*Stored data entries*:
** Begin **

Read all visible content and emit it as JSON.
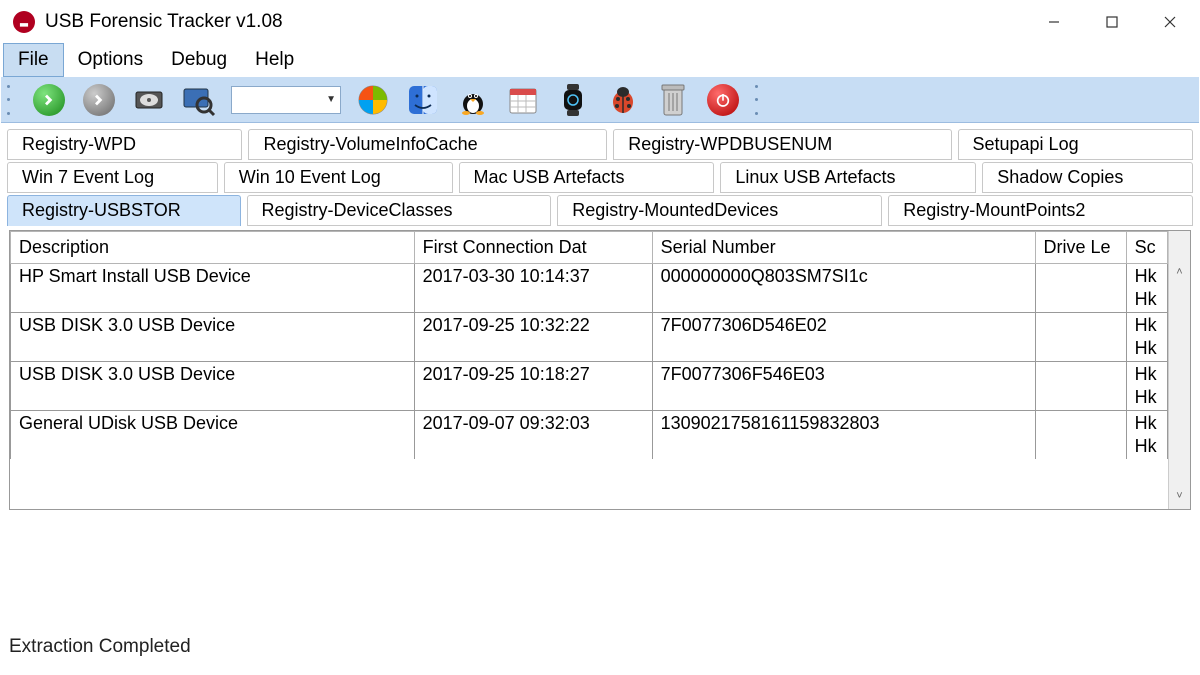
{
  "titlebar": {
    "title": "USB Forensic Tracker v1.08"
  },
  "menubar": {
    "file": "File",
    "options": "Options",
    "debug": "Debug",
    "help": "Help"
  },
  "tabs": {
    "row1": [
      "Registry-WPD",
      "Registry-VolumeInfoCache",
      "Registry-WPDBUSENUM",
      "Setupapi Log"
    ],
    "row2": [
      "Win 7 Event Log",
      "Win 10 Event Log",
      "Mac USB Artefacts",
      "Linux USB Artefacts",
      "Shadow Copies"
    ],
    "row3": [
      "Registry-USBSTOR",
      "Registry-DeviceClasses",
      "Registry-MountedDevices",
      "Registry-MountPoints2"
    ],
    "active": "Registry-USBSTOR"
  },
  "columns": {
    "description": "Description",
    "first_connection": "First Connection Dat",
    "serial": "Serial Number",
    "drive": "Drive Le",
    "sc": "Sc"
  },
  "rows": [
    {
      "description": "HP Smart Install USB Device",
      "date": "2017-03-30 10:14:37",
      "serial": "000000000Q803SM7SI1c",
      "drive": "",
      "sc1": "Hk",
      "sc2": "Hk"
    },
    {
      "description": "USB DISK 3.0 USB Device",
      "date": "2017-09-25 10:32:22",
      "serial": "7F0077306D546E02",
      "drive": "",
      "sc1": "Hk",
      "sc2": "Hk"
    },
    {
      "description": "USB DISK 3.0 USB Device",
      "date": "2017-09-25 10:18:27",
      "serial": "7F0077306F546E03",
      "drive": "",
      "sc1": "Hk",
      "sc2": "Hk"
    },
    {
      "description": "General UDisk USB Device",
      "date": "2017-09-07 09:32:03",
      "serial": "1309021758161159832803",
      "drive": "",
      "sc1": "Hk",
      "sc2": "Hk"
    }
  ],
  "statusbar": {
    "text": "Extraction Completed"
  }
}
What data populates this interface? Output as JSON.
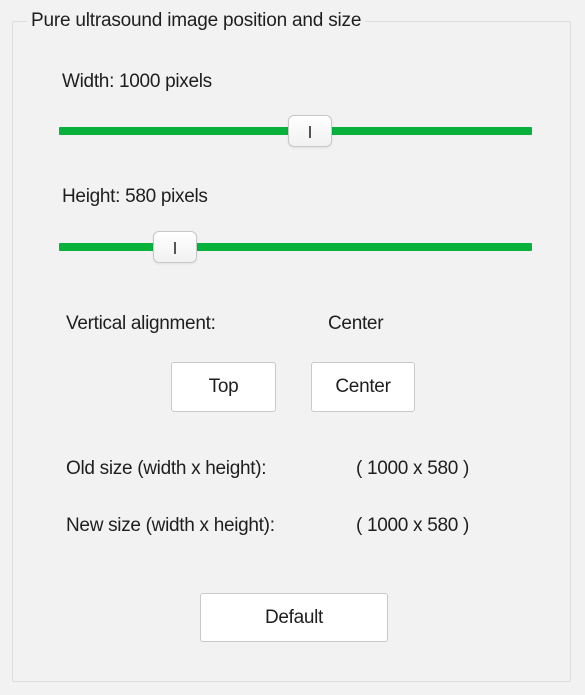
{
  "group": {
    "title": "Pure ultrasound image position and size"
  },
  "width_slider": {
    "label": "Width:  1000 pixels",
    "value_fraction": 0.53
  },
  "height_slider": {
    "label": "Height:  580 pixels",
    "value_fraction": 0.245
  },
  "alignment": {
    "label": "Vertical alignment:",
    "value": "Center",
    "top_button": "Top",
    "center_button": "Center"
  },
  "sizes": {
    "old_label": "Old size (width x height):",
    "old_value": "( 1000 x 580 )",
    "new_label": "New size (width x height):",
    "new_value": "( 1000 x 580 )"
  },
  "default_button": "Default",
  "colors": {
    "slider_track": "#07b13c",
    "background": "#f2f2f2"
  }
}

** End **

*WHAT TO DO*: Repeat the data exactly in full, omitting its pictures.

*WRITTEN ANSWER*:
Read all visible content and emit it as JSON.
{
  "titlebar": {
    "title": "USB Forensic Tracker v1.08"
  },
  "menubar": {
    "file": "File",
    "options": "Options",
    "debug": "Debug",
    "help": "Help"
  },
  "tabs": {
    "row1": [
      "Registry-WPD",
      "Registry-VolumeInfoCache",
      "Registry-WPDBUSENUM",
      "Setupapi Log"
    ],
    "row2": [
      "Win 7 Event Log",
      "Win 10 Event Log",
      "Mac USB Artefacts",
      "Linux USB Artefacts",
      "Shadow Copies"
    ],
    "row3": [
      "Registry-USBSTOR",
      "Registry-DeviceClasses",
      "Registry-MountedDevices",
      "Registry-MountPoints2"
    ],
    "active": "Registry-USBSTOR"
  },
  "columns": {
    "description": "Description",
    "first_connection": "First Connection Dat",
    "serial": "Serial Number",
    "drive": "Drive Le",
    "sc": "Sc"
  },
  "rows": [
    {
      "description": "HP Smart Install USB Device",
      "date": "2017-03-30 10:14:37",
      "serial": "000000000Q803SM7SI1c",
      "drive": "",
      "sc1": "Hk",
      "sc2": "Hk"
    },
    {
      "description": "USB DISK 3.0 USB Device",
      "date": "2017-09-25 10:32:22",
      "serial": "7F0077306D546E02",
      "drive": "",
      "sc1": "Hk",
      "sc2": "Hk"
    },
    {
      "description": "USB DISK 3.0 USB Device",
      "date": "2017-09-25 10:18:27",
      "serial": "7F0077306F546E03",
      "drive": "",
      "sc1": "Hk",
      "sc2": "Hk"
    },
    {
      "description": "General UDisk USB Device",
      "date": "2017-09-07 09:32:03",
      "serial": "1309021758161159832803",
      "drive": "",
      "sc1": "Hk",
      "sc2": "Hk"
    }
  ],
  "statusbar": {
    "text": "Extraction Completed"
  }
}
What data populates this interface? Output as JSON.
{
  "group": {
    "title": "Pure ultrasound image position and size"
  },
  "width_slider": {
    "label": "Width:  1000 pixels",
    "value_fraction": 0.53
  },
  "height_slider": {
    "label": "Height:  580 pixels",
    "value_fraction": 0.245
  },
  "alignment": {
    "label": "Vertical alignment:",
    "value": "Center",
    "top_button": "Top",
    "center_button": "Center"
  },
  "sizes": {
    "old_label": "Old size (width x height):",
    "old_value": "( 1000 x 580 )",
    "new_label": "New size (width x height):",
    "new_value": "( 1000 x 580 )"
  },
  "default_button": "Default",
  "colors": {
    "slider_track": "#07b13c",
    "background": "#f2f2f2"
  }
}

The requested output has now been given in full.